_Exercise directions:_ Extract each line of the data and write it out again exactly.

[Some records]
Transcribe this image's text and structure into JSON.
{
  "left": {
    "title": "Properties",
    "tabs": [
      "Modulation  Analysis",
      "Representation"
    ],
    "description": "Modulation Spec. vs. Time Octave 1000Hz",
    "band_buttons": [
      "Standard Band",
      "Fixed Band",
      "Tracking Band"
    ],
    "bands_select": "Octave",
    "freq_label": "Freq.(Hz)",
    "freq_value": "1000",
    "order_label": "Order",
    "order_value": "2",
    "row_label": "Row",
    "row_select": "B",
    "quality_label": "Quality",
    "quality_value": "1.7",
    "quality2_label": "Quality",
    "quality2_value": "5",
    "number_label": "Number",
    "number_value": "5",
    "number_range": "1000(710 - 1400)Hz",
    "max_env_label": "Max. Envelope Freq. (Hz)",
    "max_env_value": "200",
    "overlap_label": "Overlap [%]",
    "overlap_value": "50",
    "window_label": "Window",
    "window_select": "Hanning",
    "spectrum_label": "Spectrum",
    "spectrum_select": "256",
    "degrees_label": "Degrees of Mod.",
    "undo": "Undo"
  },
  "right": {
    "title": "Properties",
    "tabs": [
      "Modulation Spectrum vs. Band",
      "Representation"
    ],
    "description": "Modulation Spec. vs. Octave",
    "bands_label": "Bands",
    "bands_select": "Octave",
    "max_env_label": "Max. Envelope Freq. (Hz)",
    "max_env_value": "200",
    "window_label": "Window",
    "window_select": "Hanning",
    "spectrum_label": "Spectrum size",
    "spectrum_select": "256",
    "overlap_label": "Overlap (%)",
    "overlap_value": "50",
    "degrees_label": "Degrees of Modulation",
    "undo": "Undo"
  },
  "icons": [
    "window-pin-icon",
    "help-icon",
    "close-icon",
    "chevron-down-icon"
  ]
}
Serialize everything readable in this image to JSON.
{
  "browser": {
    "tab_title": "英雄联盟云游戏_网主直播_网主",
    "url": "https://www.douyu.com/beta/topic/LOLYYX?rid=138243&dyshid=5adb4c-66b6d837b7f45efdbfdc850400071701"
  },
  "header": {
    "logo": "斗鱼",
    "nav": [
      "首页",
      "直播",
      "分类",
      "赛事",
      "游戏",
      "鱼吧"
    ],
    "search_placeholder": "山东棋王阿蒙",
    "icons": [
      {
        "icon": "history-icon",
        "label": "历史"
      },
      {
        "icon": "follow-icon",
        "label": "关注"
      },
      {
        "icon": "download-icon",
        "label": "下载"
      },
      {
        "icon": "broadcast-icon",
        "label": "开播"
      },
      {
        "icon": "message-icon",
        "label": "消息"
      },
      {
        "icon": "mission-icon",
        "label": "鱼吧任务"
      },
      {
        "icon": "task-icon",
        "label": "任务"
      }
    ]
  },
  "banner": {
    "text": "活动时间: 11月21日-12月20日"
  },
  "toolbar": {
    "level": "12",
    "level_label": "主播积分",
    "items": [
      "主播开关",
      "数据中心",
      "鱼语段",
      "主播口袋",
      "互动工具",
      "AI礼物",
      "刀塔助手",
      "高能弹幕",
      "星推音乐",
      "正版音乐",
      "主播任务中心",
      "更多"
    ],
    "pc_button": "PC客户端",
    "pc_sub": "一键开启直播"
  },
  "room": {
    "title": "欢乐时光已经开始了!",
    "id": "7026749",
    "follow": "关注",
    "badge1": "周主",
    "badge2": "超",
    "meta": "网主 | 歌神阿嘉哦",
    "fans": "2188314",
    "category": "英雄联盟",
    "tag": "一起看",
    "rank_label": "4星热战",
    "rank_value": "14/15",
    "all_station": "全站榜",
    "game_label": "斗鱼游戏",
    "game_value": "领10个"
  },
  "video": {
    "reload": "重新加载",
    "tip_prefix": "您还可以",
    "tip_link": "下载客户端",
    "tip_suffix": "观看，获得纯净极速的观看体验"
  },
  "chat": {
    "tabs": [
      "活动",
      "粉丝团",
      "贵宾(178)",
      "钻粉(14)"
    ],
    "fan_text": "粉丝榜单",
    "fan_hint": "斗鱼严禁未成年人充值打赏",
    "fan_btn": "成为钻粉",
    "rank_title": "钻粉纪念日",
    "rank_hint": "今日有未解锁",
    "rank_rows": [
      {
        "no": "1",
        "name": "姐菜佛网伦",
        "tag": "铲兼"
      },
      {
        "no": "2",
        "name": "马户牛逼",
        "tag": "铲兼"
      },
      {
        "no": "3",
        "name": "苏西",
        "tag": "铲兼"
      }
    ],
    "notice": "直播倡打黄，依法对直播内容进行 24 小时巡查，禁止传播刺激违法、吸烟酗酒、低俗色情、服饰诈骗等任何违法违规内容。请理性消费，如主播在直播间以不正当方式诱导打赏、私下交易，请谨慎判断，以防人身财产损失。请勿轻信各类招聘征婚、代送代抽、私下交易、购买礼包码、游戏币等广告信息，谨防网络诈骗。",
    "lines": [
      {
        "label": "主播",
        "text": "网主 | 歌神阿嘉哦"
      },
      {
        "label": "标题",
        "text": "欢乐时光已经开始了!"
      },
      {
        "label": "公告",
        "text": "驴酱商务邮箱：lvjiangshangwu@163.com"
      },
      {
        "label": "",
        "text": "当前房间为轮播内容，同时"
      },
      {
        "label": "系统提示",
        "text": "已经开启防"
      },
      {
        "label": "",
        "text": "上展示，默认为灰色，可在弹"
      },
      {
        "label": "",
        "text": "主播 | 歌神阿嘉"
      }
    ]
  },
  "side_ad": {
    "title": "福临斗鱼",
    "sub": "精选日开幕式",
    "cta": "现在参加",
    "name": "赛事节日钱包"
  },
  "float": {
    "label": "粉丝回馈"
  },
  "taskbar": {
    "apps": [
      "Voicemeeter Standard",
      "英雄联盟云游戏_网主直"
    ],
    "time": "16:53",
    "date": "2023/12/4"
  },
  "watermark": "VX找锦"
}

_Task response:_
Transcribe this image's text and structure into JSON.
{
  "left": {
    "title": "Properties",
    "tabs": [
      "Modulation  Analysis",
      "Representation"
    ],
    "description": "Modulation Spec. vs. Time Octave 1000Hz",
    "band_buttons": [
      "Standard Band",
      "Fixed Band",
      "Tracking Band"
    ],
    "bands_select": "Octave",
    "freq_label": "Freq.(Hz)",
    "freq_value": "1000",
    "order_label": "Order",
    "order_value": "2",
    "row_label": "Row",
    "row_select": "B",
    "quality_label": "Quality",
    "quality_value": "1.7",
    "quality2_label": "Quality",
    "quality2_value": "5",
    "number_label": "Number",
    "number_value": "5",
    "number_range": "1000(710 - 1400)Hz",
    "max_env_label": "Max. Envelope Freq. (Hz)",
    "max_env_value": "200",
    "overlap_label": "Overlap [%]",
    "overlap_value": "50",
    "window_label": "Window",
    "window_select": "Hanning",
    "spectrum_label": "Spectrum",
    "spectrum_select": "256",
    "degrees_label": "Degrees of Mod.",
    "undo": "Undo"
  },
  "right": {
    "title": "Properties",
    "tabs": [
      "Modulation Spectrum vs. Band",
      "Representation"
    ],
    "description": "Modulation Spec. vs. Octave",
    "bands_label": "Bands",
    "bands_select": "Octave",
    "max_env_label": "Max. Envelope Freq. (Hz)",
    "max_env_value": "200",
    "window_label": "Window",
    "window_select": "Hanning",
    "spectrum_label": "Spectrum size",
    "spectrum_select": "256",
    "overlap_label": "Overlap (%)",
    "overlap_value": "50",
    "degrees_label": "Degrees of Modulation",
    "undo": "Undo"
  },
  "icons": [
    "window-pin-icon",
    "help-icon",
    "close-icon",
    "chevron-down-icon"
  ]
}
Serialize everything readable in this image to JSON.
{
  "browser": {
    "tab_title": "英雄联盟云游戏_网主直播_网主",
    "url": "https://www.douyu.com/beta/topic/LOLYYX?rid=138243&dyshid=5adb4c-66b6d837b7f45efdbfdc850400071701"
  },
  "header": {
    "logo": "斗鱼",
    "nav": [
      "首页",
      "直播",
      "分类",
      "赛事",
      "游戏",
      "鱼吧"
    ],
    "search_placeholder": "山东棋王阿蒙",
    "icons": [
      {
        "icon": "history-icon",
        "label": "历史"
      },
      {
        "icon": "follow-icon",
        "label": "关注"
      },
      {
        "icon": "download-icon",
        "label": "下载"
      },
      {
        "icon": "broadcast-icon",
        "label": "开播"
      },
      {
        "icon": "message-icon",
        "label": "消息"
      },
      {
        "icon": "mission-icon",
        "label": "鱼吧任务"
      },
      {
        "icon": "task-icon",
        "label": "任务"
      }
    ]
  },
  "banner": {
    "text": "活动时间: 11月21日-12月20日"
  },
  "toolbar": {
    "level": "12",
    "level_label": "主播积分",
    "items": [
      "主播开关",
      "数据中心",
      "鱼语段",
      "主播口袋",
      "互动工具",
      "AI礼物",
      "刀塔助手",
      "高能弹幕",
      "星推音乐",
      "正版音乐",
      "主播任务中心",
      "更多"
    ],
    "pc_button": "PC客户端",
    "pc_sub": "一键开启直播"
  },
  "room": {
    "title": "欢乐时光已经开始了!",
    "id": "7026749",
    "follow": "关注",
    "badge1": "周主",
    "badge2": "超",
    "meta": "网主 | 歌神阿嘉哦",
    "fans": "2188314",
    "category": "英雄联盟",
    "tag": "一起看",
    "rank_label": "4星热战",
    "rank_value": "14/15",
    "all_station": "全站榜",
    "game_label": "斗鱼游戏",
    "game_value": "领10个"
  },
  "video": {
    "reload": "重新加载",
    "tip_prefix": "您还可以",
    "tip_link": "下载客户端",
    "tip_suffix": "观看，获得纯净极速的观看体验"
  },
  "chat": {
    "tabs": [
      "活动",
      "粉丝团",
      "贵宾(178)",
      "钻粉(14)"
    ],
    "fan_text": "粉丝榜单",
    "fan_hint": "斗鱼严禁未成年人充值打赏",
    "fan_btn": "成为钻粉",
    "rank_title": "钻粉纪念日",
    "rank_hint": "今日有未解锁",
    "rank_rows": [
      {
        "no": "1",
        "name": "姐菜佛网伦",
        "tag": "铲兼"
      },
      {
        "no": "2",
        "name": "马户牛逼",
        "tag": "铲兼"
      },
      {
        "no": "3",
        "name": "苏西",
        "tag": "铲兼"
      }
    ],
    "notice": "直播倡打黄，依法对直播内容进行 24 小时巡查，禁止传播刺激违法、吸烟酗酒、低俗色情、服饰诈骗等任何违法违规内容。请理性消费，如主播在直播间以不正当方式诱导打赏、私下交易，请谨慎判断，以防人身财产损失。请勿轻信各类招聘征婚、代送代抽、私下交易、购买礼包码、游戏币等广告信息，谨防网络诈骗。",
    "lines": [
      {
        "label": "主播",
        "text": "网主 | 歌神阿嘉哦"
      },
      {
        "label": "标题",
        "text": "欢乐时光已经开始了!"
      },
      {
        "label": "公告",
        "text": "驴酱商务邮箱：lvjiangshangwu@163.com"
      },
      {
        "label": "",
        "text": "当前房间为轮播内容，同时"
      },
      {
        "label": "系统提示",
        "text": "已经开启防"
      },
      {
        "label": "",
        "text": "上展示，默认为灰色，可在弹"
      },
      {
        "label": "",
        "text": "主播 | 歌神阿嘉"
      }
    ]
  },
  "side_ad": {
    "title": "福临斗鱼",
    "sub": "精选日开幕式",
    "cta": "现在参加",
    "name": "赛事节日钱包"
  },
  "float": {
    "label": "粉丝回馈"
  },
  "taskbar": {
    "apps": [
      "Voicemeeter Standard",
      "英雄联盟云游戏_网主直"
    ],
    "time": "16:53",
    "date": "2023/12/4"
  },
  "watermark": "VX找锦"
}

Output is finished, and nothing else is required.